Task requirements — Go through the data below and copy it exactly, skipping every picture.
BEGIN Input rows
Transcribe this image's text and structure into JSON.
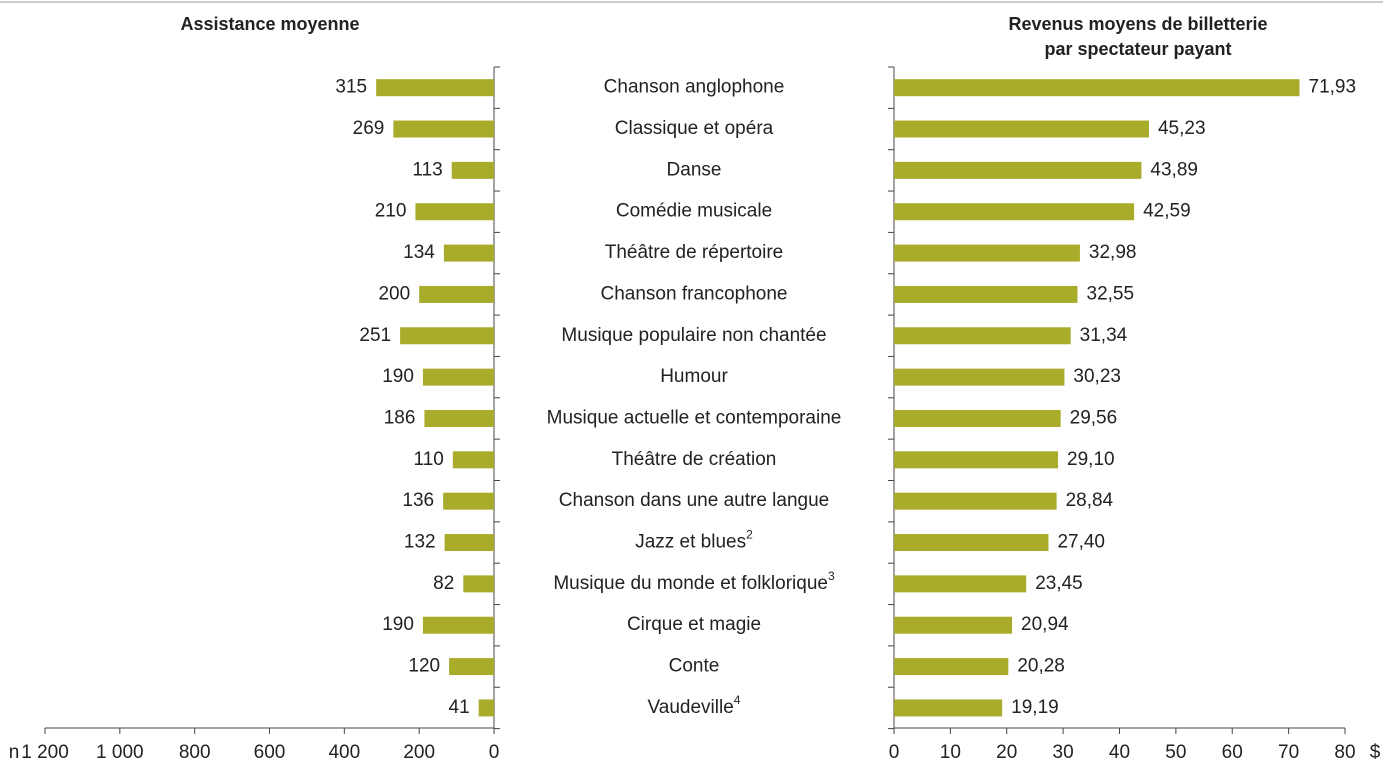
{
  "chart_data": [
    {
      "type": "bar",
      "orientation": "horizontal",
      "title": "Assistance moyenne",
      "x_unit": "n",
      "x_reversed": true,
      "color": "#a9ac2b",
      "categories": [
        "Chanson anglophone",
        "Classique et opéra",
        "Danse",
        "Comédie musicale",
        "Théâtre de répertoire",
        "Chanson francophone",
        "Musique populaire non chantée",
        "Humour",
        "Musique actuelle et contemporaine",
        "Théâtre de création",
        "Chanson dans une autre langue",
        "Jazz et blues",
        "Musique du monde et folklorique",
        "Cirque et magie",
        "Conte",
        "Vaudeville"
      ],
      "category_notes": [
        null,
        null,
        null,
        null,
        null,
        null,
        null,
        null,
        null,
        null,
        null,
        "2",
        "3",
        null,
        null,
        "4"
      ],
      "values": [
        315,
        269,
        113,
        210,
        134,
        200,
        251,
        190,
        186,
        110,
        136,
        132,
        82,
        190,
        120,
        41
      ],
      "xlim": [
        0,
        1200
      ],
      "xticks": [
        0,
        200,
        400,
        600,
        800,
        {
          "value": 1000,
          "label": "1 000"
        },
        {
          "value": 1200,
          "label": "1 200"
        }
      ]
    },
    {
      "type": "bar",
      "orientation": "horizontal",
      "title": [
        "Revenus moyens de billetterie",
        "par spectateur payant"
      ],
      "x_unit": "$",
      "x_reversed": false,
      "color": "#a9ac2b",
      "values": [
        71.93,
        45.23,
        43.89,
        42.59,
        32.98,
        32.55,
        31.34,
        30.23,
        29.56,
        29.1,
        28.84,
        27.4,
        23.45,
        20.94,
        20.28,
        19.19
      ],
      "value_labels": [
        "71,93",
        "45,23",
        "43,89",
        "42,59",
        "32,98",
        "32,55",
        "31,34",
        "30,23",
        "29,56",
        "29,10",
        "28,84",
        "27,40",
        "23,45",
        "20,94",
        "20,28",
        "19,19"
      ],
      "xlim": [
        0,
        80
      ],
      "xticks": [
        0,
        10,
        20,
        30,
        40,
        50,
        60,
        70,
        80
      ]
    }
  ]
}
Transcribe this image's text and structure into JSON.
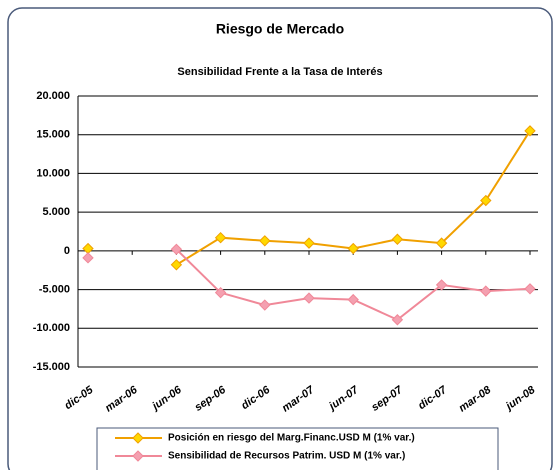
{
  "chart_data": {
    "type": "line",
    "title": "Riesgo de Mercado",
    "subtitle": "Sensibilidad Frente a la Tasa de Interés",
    "categories": [
      "dic-05",
      "mar-06",
      "jun-06",
      "sep-06",
      "dic-06",
      "mar-07",
      "jun-07",
      "sep-07",
      "dic-07",
      "mar-08",
      "jun-08"
    ],
    "series": [
      {
        "name": "Posición en riesgo del Marg.Financ.USD M (1% var.)",
        "color": "#f0a000",
        "marker_color": "#ffd800",
        "values": [
          300,
          null,
          -1800,
          1700,
          1300,
          1000,
          300,
          1500,
          1000,
          6500,
          15500
        ]
      },
      {
        "name": "Sensibilidad de Recursos Patrim. USD M (1% var.)",
        "color": "#f08898",
        "marker_color": "#f4a0b0",
        "values": [
          -900,
          null,
          200,
          -5400,
          -7000,
          -6100,
          -6300,
          -8900,
          -4400,
          -5200,
          -4900
        ]
      }
    ],
    "ylim": [
      -15000,
      20000
    ],
    "yticks": [
      {
        "value": 20000,
        "label": "20.000"
      },
      {
        "value": 15000,
        "label": "15.000"
      },
      {
        "value": 10000,
        "label": "10.000"
      },
      {
        "value": 5000,
        "label": "5.000"
      },
      0,
      {
        "value": -5000,
        "label": "-5.000"
      },
      {
        "value": -10000,
        "label": "-10.000"
      },
      {
        "value": -15000,
        "label": "-15.000"
      }
    ],
    "grid": true,
    "legend": "bottom"
  }
}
END Input rows
Finished answer —
Transcribe this image's text and structure into JSON.
{
  "chart_data": [
    {
      "type": "bar",
      "orientation": "horizontal",
      "title": "Assistance moyenne",
      "x_unit": "n",
      "x_reversed": true,
      "color": "#a9ac2b",
      "categories": [
        "Chanson anglophone",
        "Classique et opéra",
        "Danse",
        "Comédie musicale",
        "Théâtre de répertoire",
        "Chanson francophone",
        "Musique populaire non chantée",
        "Humour",
        "Musique actuelle et contemporaine",
        "Théâtre de création",
        "Chanson dans une autre langue",
        "Jazz et blues",
        "Musique du monde et folklorique",
        "Cirque et magie",
        "Conte",
        "Vaudeville"
      ],
      "category_notes": [
        null,
        null,
        null,
        null,
        null,
        null,
        null,
        null,
        null,
        null,
        null,
        "2",
        "3",
        null,
        null,
        "4"
      ],
      "values": [
        315,
        269,
        113,
        210,
        134,
        200,
        251,
        190,
        186,
        110,
        136,
        132,
        82,
        190,
        120,
        41
      ],
      "xlim": [
        0,
        1200
      ],
      "xticks": [
        0,
        200,
        400,
        600,
        800,
        {
          "value": 1000,
          "label": "1 000"
        },
        {
          "value": 1200,
          "label": "1 200"
        }
      ]
    },
    {
      "type": "bar",
      "orientation": "horizontal",
      "title": [
        "Revenus moyens de billetterie",
        "par spectateur payant"
      ],
      "x_unit": "$",
      "x_reversed": false,
      "color": "#a9ac2b",
      "values": [
        71.93,
        45.23,
        43.89,
        42.59,
        32.98,
        32.55,
        31.34,
        30.23,
        29.56,
        29.1,
        28.84,
        27.4,
        23.45,
        20.94,
        20.28,
        19.19
      ],
      "value_labels": [
        "71,93",
        "45,23",
        "43,89",
        "42,59",
        "32,98",
        "32,55",
        "31,34",
        "30,23",
        "29,56",
        "29,10",
        "28,84",
        "27,40",
        "23,45",
        "20,94",
        "20,28",
        "19,19"
      ],
      "xlim": [
        0,
        80
      ],
      "xticks": [
        0,
        10,
        20,
        30,
        40,
        50,
        60,
        70,
        80
      ]
    }
  ]
}
Transcribe this image's text and structure into JSON.
{
  "chart_data": {
    "type": "line",
    "title": "Riesgo de Mercado",
    "subtitle": "Sensibilidad Frente a la Tasa de Interés",
    "categories": [
      "dic-05",
      "mar-06",
      "jun-06",
      "sep-06",
      "dic-06",
      "mar-07",
      "jun-07",
      "sep-07",
      "dic-07",
      "mar-08",
      "jun-08"
    ],
    "series": [
      {
        "name": "Posición en riesgo del Marg.Financ.USD M (1% var.)",
        "color": "#f0a000",
        "marker_color": "#ffd800",
        "values": [
          300,
          null,
          -1800,
          1700,
          1300,
          1000,
          300,
          1500,
          1000,
          6500,
          15500
        ]
      },
      {
        "name": "Sensibilidad de Recursos Patrim. USD M (1% var.)",
        "color": "#f08898",
        "marker_color": "#f4a0b0",
        "values": [
          -900,
          null,
          200,
          -5400,
          -7000,
          -6100,
          -6300,
          -8900,
          -4400,
          -5200,
          -4900
        ]
      }
    ],
    "ylim": [
      -15000,
      20000
    ],
    "yticks": [
      {
        "value": 20000,
        "label": "20.000"
      },
      {
        "value": 15000,
        "label": "15.000"
      },
      {
        "value": 10000,
        "label": "10.000"
      },
      {
        "value": 5000,
        "label": "5.000"
      },
      0,
      {
        "value": -5000,
        "label": "-5.000"
      },
      {
        "value": -10000,
        "label": "-10.000"
      },
      {
        "value": -15000,
        "label": "-15.000"
      }
    ],
    "grid": true,
    "legend": "bottom"
  }
}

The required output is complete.